***** Data section
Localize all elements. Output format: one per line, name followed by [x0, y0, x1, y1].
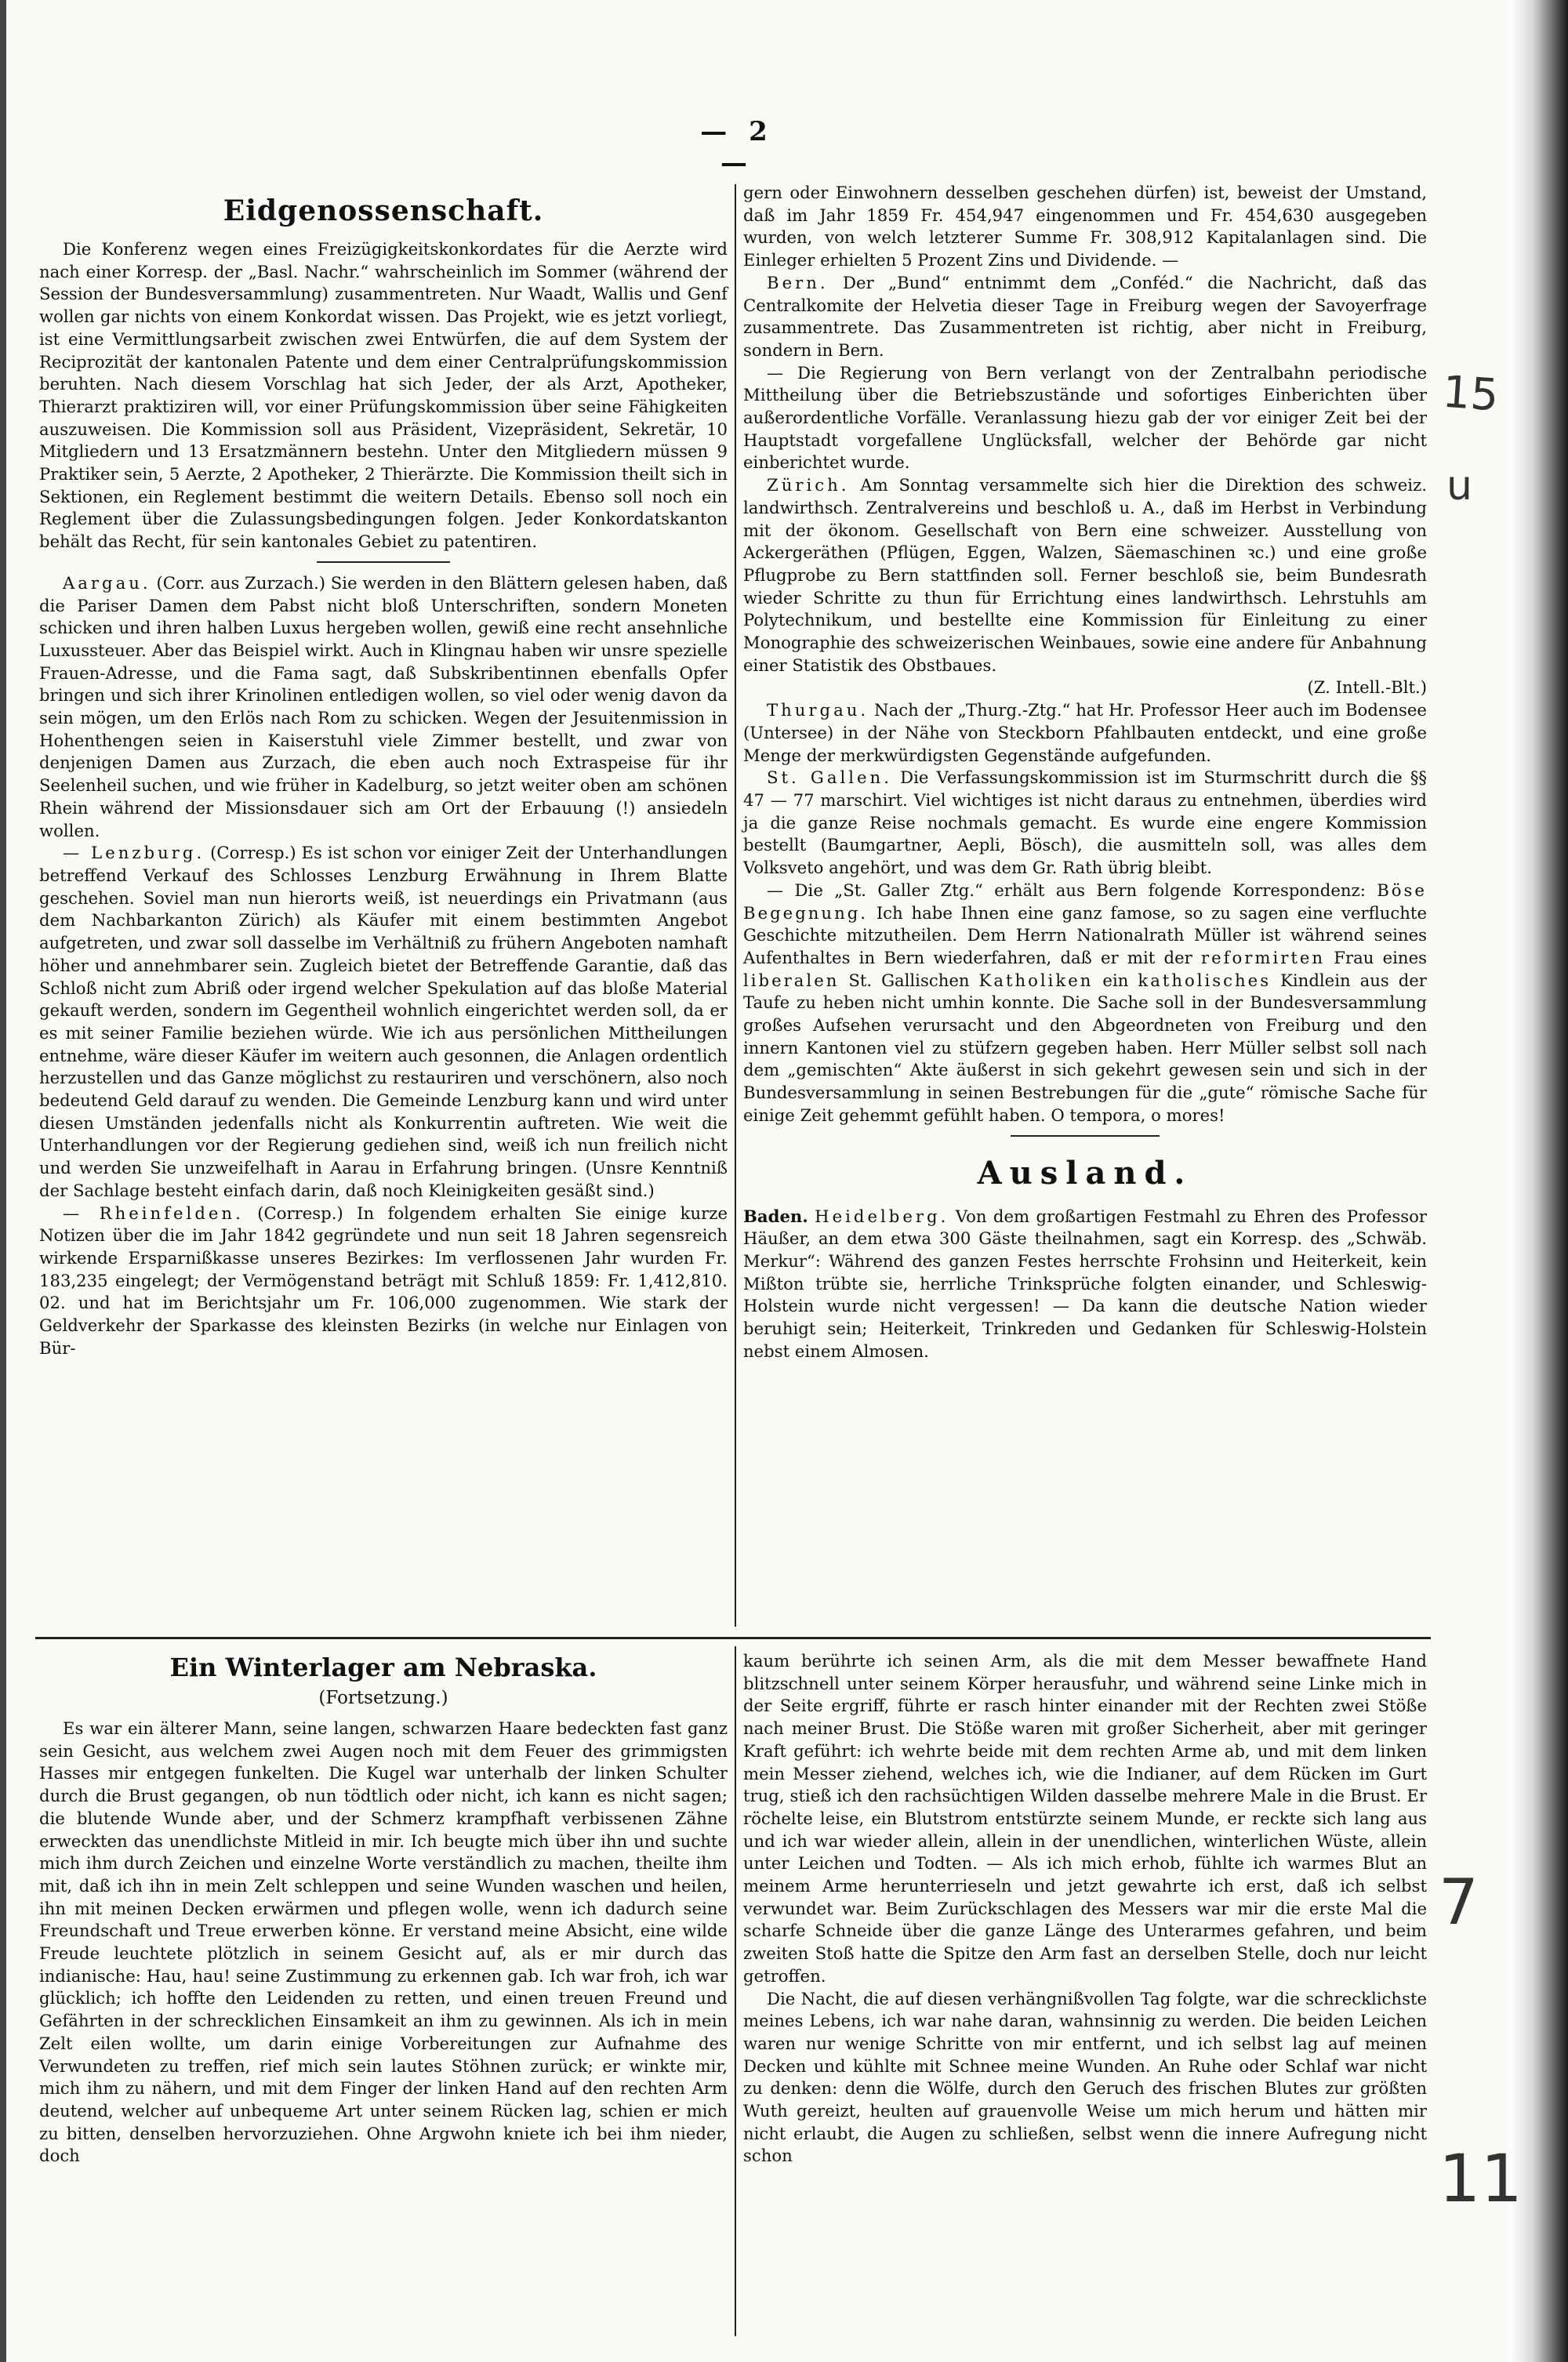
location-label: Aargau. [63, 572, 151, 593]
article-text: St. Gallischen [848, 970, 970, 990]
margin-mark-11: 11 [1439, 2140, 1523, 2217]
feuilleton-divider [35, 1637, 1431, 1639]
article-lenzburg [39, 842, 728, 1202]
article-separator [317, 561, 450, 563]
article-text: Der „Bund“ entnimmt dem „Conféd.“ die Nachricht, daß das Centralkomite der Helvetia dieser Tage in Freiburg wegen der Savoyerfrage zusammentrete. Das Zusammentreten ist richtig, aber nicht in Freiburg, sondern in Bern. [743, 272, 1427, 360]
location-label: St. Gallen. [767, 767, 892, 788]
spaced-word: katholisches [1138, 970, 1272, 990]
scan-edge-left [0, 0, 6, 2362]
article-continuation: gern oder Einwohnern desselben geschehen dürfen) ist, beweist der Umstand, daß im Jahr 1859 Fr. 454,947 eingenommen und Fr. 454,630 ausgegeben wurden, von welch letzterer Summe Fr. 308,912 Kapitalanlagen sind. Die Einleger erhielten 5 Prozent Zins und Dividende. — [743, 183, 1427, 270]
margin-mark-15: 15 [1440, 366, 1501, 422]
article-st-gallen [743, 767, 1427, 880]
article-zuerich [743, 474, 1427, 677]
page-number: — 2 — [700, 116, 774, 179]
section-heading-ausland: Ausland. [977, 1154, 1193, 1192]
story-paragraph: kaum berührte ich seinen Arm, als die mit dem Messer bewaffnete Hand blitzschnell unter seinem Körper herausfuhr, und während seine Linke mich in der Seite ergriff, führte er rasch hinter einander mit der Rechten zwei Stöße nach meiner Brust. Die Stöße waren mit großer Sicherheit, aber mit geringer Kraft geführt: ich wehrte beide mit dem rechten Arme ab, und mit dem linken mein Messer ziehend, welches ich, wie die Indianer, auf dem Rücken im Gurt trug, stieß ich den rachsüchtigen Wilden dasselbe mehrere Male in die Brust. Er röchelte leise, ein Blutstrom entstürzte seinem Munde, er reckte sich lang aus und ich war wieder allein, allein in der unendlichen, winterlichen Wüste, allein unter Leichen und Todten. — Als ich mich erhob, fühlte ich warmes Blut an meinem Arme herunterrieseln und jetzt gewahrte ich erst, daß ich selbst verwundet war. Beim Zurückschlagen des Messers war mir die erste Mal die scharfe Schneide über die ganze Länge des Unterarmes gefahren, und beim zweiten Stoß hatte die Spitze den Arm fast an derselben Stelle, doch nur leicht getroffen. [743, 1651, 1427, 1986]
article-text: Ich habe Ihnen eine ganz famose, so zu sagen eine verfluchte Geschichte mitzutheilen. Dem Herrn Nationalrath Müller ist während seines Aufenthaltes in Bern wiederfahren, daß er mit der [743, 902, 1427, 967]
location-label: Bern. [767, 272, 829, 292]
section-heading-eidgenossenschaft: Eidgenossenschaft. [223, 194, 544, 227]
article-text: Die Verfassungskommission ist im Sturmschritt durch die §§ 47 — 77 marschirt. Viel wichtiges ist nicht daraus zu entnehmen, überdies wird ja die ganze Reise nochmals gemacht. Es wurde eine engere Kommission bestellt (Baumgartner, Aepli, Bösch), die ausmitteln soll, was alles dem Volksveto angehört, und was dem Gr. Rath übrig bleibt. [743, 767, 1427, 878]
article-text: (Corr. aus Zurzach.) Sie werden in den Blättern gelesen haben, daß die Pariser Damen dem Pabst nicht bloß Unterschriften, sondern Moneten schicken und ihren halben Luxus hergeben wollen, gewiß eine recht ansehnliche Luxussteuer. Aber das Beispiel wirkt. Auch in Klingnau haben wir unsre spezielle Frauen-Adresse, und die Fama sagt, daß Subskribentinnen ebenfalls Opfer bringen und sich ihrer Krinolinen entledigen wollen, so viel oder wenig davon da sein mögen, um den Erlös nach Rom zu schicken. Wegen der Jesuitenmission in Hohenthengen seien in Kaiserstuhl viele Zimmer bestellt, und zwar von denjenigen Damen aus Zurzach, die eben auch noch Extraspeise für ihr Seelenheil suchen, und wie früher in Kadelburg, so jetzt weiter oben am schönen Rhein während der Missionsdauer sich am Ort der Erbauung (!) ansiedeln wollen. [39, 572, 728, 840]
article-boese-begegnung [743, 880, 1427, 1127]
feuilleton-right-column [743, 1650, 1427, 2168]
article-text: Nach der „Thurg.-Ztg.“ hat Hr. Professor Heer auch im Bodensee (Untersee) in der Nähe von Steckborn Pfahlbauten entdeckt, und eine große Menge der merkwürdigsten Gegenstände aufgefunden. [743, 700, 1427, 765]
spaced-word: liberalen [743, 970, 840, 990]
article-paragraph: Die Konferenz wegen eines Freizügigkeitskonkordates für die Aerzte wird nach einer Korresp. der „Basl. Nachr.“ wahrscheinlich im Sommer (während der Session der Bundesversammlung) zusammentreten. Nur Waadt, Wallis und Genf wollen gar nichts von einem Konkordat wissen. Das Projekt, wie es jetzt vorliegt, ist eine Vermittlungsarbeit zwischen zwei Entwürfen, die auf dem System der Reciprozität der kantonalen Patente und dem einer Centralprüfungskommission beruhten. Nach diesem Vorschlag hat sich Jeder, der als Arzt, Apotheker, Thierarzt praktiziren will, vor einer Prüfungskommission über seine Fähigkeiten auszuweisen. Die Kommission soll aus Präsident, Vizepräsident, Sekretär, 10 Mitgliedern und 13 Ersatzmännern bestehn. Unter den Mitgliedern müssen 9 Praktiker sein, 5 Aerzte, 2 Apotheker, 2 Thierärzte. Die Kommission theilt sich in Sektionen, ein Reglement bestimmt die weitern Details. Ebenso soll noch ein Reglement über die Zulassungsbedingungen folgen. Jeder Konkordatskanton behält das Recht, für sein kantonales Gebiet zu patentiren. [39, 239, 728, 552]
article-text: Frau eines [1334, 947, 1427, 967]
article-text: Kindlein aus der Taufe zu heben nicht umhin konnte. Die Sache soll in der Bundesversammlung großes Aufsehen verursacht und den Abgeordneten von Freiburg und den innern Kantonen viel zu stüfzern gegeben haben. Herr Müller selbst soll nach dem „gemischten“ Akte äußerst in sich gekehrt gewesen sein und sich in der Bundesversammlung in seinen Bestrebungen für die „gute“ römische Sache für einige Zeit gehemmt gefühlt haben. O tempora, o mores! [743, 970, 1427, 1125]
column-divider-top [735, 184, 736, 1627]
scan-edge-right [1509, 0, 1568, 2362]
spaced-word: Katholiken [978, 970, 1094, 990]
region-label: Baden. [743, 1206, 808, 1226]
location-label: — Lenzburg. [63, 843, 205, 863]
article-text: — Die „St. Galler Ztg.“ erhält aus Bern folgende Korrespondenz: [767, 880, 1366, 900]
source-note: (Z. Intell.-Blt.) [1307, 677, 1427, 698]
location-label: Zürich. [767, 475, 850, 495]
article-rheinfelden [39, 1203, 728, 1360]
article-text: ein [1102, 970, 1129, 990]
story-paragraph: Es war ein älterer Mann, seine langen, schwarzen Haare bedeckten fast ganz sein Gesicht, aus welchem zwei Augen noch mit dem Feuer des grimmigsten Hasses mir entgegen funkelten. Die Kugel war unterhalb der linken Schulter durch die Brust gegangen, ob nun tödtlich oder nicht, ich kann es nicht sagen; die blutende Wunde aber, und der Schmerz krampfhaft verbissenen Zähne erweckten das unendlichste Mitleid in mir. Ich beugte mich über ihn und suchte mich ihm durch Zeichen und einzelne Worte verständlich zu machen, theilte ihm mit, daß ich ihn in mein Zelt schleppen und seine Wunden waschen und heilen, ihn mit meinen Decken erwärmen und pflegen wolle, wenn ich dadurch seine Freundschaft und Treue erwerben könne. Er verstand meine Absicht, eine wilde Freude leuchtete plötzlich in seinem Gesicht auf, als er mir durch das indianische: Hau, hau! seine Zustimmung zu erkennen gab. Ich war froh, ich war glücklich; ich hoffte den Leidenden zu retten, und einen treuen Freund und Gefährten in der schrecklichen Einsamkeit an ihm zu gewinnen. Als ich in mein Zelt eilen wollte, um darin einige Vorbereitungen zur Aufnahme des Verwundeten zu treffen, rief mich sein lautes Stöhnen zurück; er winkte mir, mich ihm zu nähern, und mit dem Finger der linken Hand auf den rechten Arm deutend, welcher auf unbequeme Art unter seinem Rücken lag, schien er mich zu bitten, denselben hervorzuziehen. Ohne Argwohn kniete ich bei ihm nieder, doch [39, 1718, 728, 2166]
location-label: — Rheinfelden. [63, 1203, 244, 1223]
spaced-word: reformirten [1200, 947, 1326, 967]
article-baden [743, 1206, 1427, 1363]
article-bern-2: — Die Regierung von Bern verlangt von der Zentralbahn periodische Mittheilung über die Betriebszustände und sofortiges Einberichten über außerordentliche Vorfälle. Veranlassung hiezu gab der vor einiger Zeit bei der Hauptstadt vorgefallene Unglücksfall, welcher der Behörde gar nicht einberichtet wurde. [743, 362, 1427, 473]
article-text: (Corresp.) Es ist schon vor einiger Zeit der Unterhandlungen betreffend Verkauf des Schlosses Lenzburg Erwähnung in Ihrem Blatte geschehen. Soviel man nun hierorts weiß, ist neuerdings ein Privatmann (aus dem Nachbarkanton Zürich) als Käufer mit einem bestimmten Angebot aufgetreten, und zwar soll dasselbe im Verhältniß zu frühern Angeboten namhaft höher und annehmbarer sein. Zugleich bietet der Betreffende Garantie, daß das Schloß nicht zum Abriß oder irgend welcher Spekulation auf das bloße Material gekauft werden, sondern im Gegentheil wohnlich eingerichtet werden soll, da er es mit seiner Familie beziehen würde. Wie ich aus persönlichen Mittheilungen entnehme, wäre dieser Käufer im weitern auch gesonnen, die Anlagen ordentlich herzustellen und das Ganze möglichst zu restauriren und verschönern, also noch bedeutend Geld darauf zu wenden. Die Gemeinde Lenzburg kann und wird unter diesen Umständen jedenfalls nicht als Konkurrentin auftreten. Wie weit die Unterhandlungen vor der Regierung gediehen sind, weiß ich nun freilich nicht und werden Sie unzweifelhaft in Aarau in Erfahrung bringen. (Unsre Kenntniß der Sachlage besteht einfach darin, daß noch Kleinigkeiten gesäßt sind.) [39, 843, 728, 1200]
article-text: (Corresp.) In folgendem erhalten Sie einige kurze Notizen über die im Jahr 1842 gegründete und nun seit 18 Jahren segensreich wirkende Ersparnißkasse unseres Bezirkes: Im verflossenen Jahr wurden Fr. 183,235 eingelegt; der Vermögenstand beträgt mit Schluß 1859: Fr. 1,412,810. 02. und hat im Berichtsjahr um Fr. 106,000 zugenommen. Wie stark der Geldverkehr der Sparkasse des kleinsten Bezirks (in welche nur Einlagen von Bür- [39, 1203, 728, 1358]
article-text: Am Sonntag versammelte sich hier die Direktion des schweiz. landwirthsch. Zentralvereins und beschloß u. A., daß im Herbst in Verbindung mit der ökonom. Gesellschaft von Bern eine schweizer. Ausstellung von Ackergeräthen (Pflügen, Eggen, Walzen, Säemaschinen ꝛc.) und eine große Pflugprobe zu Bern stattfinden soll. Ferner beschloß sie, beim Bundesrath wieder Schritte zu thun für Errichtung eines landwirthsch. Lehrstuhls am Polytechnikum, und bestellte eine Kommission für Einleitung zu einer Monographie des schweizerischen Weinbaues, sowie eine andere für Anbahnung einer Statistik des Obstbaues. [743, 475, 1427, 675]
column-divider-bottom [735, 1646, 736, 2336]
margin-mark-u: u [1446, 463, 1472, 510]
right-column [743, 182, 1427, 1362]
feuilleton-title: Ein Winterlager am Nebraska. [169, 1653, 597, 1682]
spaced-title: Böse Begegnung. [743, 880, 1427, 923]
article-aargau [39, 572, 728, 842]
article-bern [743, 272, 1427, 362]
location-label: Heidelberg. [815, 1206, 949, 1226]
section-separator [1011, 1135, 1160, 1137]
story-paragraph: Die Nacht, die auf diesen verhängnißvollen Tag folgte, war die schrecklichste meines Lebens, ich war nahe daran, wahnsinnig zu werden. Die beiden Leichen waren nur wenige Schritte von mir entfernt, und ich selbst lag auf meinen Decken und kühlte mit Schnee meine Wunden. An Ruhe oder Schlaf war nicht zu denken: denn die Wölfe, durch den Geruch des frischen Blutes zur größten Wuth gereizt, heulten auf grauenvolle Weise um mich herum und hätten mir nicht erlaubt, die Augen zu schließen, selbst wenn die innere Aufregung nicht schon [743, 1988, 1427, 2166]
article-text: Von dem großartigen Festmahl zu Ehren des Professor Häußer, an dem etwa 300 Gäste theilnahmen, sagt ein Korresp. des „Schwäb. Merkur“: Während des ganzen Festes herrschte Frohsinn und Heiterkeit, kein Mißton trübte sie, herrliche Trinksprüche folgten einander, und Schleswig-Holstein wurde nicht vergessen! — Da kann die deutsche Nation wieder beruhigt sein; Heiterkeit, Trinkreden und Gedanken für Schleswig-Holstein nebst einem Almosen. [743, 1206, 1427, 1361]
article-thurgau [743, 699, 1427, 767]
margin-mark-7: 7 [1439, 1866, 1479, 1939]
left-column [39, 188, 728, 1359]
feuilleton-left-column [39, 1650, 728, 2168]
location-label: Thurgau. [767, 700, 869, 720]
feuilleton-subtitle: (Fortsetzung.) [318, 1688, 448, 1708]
**********
Problem statement: In the records above, find every line with the word "separator" and copy it.

Solution for this task:
article-separator [317, 561, 450, 563]
section-separator [1011, 1135, 1160, 1137]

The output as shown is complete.